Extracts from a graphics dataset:
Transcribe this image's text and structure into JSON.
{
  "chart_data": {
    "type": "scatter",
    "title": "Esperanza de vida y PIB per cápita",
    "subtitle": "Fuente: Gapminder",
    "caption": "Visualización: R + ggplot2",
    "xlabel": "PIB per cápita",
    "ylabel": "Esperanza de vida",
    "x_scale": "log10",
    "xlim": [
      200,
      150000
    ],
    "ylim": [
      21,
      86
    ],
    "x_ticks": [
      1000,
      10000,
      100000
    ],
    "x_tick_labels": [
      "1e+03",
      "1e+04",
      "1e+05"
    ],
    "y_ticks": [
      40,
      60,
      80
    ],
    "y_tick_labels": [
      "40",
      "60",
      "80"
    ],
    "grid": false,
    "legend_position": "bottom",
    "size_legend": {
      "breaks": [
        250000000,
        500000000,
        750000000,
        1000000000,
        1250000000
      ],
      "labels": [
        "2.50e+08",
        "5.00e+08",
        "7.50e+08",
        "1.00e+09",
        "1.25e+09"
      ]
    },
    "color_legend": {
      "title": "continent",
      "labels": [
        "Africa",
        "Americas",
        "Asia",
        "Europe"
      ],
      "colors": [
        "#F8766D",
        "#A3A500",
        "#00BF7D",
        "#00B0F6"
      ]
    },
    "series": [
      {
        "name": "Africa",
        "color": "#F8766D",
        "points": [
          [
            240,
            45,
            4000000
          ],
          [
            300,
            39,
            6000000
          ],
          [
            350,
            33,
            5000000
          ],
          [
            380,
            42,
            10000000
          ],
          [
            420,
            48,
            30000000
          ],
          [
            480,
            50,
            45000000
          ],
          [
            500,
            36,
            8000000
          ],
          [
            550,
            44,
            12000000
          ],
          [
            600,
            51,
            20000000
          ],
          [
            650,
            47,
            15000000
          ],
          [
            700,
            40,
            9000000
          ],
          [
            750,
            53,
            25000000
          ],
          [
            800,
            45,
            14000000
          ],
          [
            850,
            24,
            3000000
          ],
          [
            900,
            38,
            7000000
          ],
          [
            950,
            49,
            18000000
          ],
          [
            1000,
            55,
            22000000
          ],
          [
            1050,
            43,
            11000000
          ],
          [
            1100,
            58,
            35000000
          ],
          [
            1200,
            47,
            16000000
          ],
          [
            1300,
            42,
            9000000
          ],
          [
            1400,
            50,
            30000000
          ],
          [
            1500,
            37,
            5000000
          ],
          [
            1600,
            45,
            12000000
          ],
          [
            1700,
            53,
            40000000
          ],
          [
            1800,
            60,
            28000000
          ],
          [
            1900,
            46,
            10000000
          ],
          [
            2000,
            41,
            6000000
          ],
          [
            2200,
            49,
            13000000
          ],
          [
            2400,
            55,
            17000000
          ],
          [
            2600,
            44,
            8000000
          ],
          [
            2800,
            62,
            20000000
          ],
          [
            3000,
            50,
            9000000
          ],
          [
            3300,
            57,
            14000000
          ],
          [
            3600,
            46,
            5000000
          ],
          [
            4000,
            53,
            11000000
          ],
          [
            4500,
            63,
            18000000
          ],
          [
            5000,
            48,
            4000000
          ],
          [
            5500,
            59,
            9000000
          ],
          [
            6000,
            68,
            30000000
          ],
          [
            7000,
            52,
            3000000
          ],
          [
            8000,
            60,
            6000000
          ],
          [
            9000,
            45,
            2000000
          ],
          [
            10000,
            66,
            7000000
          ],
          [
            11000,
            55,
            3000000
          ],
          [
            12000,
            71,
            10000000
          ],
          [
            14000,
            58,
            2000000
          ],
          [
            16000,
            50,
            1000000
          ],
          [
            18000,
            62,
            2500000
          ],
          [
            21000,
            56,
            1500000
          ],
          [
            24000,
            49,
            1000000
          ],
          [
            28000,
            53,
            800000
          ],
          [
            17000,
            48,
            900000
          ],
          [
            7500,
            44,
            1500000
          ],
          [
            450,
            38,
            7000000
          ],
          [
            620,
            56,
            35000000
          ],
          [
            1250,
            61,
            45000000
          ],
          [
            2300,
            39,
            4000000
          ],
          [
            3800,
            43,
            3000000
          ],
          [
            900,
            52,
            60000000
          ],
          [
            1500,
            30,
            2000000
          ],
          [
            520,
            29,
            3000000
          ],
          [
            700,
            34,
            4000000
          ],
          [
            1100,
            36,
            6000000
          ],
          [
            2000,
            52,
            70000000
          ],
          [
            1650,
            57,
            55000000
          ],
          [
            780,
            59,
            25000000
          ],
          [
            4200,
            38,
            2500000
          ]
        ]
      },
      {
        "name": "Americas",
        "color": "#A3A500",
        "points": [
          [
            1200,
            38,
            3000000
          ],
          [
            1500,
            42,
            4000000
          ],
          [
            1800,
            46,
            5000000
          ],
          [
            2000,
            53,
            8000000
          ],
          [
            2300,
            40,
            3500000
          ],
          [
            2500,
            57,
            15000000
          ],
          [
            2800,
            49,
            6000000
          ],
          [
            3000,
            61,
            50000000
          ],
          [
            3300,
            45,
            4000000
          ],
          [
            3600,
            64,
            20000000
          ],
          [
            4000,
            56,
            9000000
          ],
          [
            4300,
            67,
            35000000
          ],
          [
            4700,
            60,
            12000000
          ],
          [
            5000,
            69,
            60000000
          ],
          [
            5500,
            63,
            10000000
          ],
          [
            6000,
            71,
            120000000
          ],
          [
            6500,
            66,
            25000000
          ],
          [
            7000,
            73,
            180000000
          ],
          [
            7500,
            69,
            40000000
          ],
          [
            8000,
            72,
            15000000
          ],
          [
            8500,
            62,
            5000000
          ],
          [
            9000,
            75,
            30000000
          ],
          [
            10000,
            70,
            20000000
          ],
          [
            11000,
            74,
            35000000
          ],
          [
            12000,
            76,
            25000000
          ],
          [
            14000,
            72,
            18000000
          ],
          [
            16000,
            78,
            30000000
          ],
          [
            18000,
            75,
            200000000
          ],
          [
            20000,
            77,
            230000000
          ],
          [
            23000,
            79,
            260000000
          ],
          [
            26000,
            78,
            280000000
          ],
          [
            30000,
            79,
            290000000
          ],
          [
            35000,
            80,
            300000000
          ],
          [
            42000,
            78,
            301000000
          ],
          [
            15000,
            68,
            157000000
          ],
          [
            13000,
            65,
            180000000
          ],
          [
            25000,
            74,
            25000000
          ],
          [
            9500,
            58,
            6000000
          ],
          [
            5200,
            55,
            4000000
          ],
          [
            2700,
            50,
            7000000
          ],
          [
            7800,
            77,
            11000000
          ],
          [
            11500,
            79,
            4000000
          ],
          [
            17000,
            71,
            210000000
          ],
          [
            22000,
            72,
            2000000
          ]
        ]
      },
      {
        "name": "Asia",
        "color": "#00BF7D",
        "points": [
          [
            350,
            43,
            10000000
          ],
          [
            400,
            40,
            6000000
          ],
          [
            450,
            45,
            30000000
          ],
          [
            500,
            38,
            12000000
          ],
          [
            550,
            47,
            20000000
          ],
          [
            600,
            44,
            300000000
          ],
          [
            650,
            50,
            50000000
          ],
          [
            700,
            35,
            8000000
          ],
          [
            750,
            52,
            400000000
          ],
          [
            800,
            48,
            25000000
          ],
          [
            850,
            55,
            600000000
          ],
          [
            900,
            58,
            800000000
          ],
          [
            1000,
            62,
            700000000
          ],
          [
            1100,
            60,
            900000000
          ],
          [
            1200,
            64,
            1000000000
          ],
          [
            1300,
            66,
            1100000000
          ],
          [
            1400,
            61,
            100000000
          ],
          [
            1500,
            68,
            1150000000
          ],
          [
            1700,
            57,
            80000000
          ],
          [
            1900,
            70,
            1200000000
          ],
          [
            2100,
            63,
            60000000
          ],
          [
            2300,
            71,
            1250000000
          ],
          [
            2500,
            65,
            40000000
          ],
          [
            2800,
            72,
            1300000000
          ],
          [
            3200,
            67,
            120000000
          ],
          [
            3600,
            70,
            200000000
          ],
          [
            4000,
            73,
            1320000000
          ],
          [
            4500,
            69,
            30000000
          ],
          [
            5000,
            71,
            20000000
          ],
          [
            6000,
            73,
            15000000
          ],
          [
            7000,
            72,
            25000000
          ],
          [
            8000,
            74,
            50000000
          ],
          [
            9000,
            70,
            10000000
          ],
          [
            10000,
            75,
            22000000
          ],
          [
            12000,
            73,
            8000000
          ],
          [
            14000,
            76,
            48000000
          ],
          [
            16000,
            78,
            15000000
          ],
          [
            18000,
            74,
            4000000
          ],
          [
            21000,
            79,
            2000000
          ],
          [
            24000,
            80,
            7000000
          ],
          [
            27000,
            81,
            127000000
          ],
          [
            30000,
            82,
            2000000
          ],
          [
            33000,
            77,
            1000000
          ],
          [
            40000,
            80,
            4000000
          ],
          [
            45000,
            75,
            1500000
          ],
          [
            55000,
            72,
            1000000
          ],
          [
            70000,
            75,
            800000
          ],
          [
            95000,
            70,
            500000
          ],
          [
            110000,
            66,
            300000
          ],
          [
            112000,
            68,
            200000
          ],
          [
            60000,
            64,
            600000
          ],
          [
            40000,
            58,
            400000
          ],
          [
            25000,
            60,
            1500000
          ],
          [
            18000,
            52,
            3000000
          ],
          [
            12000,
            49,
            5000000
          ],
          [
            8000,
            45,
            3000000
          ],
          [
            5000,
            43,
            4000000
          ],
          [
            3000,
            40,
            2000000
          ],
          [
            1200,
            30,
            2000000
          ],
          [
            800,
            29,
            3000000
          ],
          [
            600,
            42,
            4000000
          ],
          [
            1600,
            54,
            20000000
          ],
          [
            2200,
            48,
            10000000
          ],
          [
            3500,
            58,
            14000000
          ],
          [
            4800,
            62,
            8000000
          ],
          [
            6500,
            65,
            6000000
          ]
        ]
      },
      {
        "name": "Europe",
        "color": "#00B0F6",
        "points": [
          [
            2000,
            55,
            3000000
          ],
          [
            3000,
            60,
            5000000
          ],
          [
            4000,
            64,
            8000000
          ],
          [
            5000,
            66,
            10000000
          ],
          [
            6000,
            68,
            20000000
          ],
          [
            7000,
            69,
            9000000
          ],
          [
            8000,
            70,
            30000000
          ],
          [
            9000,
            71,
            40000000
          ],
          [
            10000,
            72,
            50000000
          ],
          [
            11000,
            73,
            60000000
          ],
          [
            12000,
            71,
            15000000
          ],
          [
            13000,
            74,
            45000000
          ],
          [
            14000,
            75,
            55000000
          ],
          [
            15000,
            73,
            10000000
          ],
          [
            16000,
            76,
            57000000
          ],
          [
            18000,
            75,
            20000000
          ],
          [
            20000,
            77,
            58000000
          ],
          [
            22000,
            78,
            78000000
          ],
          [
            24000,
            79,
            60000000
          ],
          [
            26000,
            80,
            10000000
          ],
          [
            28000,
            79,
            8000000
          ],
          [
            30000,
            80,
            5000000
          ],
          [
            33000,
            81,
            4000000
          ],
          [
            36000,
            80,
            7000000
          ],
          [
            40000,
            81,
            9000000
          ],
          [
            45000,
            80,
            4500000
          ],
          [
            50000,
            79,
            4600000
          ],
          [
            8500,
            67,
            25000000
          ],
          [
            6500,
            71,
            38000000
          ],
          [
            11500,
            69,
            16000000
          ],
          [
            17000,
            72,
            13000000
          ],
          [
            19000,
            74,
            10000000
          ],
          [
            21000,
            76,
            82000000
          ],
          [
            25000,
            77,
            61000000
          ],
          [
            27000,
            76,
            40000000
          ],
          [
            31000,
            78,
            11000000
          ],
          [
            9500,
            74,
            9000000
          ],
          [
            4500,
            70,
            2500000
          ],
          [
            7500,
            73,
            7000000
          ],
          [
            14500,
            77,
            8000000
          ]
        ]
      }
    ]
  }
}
--
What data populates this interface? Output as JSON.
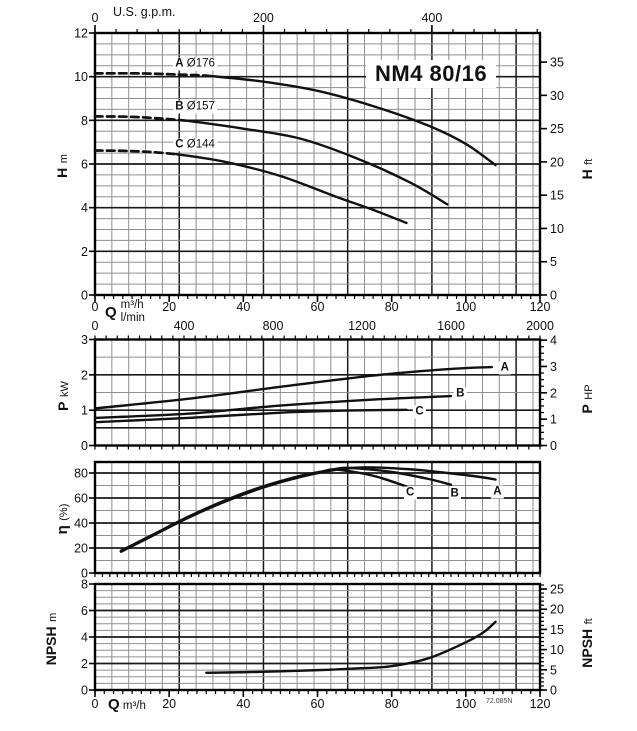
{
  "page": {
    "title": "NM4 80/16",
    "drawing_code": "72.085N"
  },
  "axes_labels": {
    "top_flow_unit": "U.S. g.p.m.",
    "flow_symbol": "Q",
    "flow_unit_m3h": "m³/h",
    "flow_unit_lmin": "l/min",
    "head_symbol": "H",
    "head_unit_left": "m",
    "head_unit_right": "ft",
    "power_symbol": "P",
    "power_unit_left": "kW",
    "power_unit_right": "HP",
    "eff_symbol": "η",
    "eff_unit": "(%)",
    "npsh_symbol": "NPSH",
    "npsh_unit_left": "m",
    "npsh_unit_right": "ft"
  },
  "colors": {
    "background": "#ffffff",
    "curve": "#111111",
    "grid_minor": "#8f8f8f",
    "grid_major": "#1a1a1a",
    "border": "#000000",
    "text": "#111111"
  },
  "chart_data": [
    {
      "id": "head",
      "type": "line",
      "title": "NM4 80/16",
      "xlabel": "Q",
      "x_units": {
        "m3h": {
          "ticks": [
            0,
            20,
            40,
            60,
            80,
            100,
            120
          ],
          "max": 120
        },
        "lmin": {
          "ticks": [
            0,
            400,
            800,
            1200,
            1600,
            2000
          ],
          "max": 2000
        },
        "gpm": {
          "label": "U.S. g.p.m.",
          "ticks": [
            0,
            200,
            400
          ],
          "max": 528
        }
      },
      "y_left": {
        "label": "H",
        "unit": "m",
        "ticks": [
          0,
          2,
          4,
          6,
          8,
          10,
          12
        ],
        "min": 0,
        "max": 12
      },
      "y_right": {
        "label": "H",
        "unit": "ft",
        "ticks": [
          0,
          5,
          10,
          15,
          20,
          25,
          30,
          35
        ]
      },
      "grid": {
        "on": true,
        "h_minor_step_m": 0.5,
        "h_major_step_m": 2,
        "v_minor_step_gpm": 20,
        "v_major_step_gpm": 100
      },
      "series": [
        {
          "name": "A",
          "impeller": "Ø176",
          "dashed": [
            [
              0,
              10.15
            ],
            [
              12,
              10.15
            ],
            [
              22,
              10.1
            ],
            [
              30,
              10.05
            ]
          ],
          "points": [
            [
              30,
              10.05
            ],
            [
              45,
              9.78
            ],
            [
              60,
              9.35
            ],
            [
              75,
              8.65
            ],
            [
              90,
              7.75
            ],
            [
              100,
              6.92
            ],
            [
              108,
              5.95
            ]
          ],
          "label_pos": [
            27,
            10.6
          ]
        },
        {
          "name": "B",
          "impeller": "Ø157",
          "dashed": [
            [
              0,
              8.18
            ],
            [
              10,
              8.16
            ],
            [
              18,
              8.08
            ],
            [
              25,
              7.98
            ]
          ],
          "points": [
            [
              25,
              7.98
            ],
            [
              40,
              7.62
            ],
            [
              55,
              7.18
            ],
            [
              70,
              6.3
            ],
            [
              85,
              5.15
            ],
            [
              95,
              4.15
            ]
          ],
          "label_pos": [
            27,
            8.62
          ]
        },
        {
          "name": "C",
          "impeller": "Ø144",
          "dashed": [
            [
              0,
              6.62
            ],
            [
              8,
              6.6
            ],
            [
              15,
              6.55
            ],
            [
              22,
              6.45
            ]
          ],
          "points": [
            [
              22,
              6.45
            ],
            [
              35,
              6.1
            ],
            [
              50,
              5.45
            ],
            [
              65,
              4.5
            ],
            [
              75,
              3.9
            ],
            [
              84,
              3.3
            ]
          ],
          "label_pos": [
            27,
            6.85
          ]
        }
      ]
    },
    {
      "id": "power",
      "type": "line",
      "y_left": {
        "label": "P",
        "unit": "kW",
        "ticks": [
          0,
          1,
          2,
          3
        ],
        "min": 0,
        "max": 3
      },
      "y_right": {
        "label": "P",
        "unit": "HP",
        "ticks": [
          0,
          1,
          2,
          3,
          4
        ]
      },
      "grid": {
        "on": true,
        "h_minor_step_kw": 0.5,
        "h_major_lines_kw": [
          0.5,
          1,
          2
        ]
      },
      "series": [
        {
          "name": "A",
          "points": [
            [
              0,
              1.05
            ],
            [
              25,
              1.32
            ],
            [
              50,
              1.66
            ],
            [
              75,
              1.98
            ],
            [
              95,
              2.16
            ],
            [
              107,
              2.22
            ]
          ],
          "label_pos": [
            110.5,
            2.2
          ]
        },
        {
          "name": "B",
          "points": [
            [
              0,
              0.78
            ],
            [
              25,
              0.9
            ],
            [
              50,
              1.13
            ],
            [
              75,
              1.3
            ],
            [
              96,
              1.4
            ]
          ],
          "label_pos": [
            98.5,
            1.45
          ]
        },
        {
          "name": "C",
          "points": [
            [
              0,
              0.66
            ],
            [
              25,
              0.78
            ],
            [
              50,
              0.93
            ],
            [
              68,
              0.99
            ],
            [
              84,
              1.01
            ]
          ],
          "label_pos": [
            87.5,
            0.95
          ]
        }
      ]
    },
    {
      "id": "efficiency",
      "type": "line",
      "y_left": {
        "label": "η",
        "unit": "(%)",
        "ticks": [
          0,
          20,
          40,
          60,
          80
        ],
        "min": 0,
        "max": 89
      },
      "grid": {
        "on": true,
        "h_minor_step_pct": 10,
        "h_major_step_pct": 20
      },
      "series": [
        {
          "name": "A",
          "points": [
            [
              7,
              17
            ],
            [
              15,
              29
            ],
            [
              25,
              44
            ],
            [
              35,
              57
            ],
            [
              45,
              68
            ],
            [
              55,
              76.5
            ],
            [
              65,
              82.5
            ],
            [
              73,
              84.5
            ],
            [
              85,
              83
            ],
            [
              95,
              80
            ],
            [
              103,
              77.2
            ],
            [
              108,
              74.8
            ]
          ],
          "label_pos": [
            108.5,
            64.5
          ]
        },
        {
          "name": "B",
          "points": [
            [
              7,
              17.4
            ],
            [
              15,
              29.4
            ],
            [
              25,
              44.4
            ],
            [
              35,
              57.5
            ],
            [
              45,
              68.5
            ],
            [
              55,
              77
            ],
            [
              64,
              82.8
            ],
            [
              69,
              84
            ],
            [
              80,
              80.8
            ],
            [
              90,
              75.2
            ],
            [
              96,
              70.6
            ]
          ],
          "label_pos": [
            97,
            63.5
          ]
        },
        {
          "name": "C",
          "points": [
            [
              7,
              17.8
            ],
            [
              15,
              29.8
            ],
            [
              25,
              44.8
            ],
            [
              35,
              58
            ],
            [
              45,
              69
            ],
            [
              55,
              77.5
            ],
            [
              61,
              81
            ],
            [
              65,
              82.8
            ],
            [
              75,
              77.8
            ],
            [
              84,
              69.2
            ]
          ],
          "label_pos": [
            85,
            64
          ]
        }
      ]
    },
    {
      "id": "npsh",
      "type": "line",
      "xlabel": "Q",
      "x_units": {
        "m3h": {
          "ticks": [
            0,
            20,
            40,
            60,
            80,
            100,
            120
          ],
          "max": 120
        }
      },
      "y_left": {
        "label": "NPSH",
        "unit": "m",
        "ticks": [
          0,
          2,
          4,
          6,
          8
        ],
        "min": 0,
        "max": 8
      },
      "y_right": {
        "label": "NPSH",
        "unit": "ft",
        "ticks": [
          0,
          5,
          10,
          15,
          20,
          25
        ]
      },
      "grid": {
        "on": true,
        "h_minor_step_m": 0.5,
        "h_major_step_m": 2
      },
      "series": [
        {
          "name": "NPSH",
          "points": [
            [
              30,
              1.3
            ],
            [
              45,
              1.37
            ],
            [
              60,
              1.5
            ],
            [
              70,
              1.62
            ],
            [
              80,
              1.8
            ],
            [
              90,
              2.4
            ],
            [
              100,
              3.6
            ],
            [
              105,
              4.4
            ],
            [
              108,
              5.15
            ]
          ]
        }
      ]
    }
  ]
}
...
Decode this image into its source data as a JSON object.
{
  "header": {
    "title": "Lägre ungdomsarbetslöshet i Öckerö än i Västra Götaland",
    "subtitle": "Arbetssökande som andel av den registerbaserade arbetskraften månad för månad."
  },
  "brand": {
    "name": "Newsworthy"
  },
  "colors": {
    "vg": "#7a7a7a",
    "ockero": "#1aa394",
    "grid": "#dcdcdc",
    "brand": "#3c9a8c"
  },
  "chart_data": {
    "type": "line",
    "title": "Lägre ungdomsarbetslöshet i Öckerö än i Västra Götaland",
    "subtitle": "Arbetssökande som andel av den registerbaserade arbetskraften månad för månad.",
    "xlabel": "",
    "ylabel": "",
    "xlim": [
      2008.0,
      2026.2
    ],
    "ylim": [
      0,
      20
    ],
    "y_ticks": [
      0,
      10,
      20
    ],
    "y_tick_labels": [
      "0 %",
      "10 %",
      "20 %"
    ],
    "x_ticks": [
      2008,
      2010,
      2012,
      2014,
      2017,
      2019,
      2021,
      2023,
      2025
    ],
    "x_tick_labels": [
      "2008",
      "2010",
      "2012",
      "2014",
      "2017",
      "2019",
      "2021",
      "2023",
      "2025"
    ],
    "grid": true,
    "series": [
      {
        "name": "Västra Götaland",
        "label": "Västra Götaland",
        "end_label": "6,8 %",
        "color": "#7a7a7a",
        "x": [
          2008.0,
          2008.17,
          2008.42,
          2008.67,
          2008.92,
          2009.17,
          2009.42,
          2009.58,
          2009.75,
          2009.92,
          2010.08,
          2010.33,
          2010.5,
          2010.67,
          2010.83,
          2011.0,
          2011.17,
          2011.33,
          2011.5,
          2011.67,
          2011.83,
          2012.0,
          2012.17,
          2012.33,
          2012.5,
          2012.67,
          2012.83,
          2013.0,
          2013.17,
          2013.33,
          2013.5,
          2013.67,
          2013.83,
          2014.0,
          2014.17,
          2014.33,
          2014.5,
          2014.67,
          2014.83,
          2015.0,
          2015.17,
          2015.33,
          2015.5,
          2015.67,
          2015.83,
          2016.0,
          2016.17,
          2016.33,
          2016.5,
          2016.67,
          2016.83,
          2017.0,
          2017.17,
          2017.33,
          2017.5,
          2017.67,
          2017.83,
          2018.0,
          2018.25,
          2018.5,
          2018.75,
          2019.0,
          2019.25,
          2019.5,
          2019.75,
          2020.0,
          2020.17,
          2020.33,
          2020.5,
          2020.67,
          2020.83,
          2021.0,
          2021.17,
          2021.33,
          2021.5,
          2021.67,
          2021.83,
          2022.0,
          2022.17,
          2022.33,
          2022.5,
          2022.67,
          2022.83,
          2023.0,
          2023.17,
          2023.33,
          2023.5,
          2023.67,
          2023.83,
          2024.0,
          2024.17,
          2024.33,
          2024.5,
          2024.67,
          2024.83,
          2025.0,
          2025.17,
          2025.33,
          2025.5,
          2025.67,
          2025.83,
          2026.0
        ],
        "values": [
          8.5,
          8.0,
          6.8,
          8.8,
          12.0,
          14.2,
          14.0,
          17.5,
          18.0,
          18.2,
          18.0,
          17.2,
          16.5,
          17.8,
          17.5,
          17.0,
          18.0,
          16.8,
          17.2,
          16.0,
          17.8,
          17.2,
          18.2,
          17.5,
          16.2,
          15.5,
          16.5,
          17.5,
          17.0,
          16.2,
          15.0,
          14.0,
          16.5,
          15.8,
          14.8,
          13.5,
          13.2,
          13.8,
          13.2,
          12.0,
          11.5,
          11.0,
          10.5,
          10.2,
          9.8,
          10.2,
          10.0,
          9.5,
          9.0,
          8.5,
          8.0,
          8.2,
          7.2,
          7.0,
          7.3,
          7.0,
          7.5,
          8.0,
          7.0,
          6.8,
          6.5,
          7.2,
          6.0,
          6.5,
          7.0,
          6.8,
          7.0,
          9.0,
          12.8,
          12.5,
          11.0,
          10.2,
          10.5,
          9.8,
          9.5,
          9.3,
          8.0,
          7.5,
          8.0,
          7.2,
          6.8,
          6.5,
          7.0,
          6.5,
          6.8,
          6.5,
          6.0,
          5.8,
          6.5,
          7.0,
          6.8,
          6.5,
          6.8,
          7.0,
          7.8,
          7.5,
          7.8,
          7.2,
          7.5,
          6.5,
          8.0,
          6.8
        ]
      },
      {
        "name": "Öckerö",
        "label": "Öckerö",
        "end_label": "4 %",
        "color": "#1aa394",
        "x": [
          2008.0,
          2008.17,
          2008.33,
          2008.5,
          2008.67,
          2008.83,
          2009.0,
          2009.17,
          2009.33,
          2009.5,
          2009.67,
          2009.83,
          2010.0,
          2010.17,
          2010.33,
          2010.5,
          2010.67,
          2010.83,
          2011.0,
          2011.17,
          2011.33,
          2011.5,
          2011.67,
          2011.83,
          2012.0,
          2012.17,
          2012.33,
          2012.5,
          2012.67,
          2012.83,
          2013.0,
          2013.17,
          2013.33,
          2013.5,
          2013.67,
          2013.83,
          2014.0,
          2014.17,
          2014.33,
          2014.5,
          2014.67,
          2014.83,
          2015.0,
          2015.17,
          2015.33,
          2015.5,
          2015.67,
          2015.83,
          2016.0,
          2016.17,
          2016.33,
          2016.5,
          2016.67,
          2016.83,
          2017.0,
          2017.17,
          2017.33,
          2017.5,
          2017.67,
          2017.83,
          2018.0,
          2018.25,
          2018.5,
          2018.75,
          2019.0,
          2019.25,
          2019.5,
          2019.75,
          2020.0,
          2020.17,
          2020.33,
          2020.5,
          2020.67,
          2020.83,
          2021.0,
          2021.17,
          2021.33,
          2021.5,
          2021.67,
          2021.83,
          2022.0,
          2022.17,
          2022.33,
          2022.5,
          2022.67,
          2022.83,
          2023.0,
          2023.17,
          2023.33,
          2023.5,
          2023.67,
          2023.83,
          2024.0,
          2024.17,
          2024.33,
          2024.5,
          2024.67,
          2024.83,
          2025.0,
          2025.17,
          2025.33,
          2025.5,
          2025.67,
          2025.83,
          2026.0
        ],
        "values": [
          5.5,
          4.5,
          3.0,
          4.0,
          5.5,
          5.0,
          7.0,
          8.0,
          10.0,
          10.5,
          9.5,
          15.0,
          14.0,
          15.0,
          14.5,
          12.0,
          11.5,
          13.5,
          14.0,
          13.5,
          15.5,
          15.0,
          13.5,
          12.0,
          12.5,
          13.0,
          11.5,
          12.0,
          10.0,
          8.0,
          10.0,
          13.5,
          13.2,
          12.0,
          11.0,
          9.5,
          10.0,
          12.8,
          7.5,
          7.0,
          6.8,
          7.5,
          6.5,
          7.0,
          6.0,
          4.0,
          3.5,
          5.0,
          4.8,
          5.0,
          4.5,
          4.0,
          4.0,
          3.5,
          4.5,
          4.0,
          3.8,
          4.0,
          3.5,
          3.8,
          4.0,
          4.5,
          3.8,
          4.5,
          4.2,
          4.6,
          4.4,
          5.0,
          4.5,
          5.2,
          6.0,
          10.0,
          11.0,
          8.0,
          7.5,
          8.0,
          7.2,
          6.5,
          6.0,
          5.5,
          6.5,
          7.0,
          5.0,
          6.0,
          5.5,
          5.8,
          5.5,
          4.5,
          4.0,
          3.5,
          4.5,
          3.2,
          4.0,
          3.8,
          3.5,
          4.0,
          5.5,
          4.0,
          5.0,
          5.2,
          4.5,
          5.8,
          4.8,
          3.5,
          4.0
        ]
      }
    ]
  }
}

Task brief: Give the number of lines in the listing above that contain "this", and nothing else.

The output: 3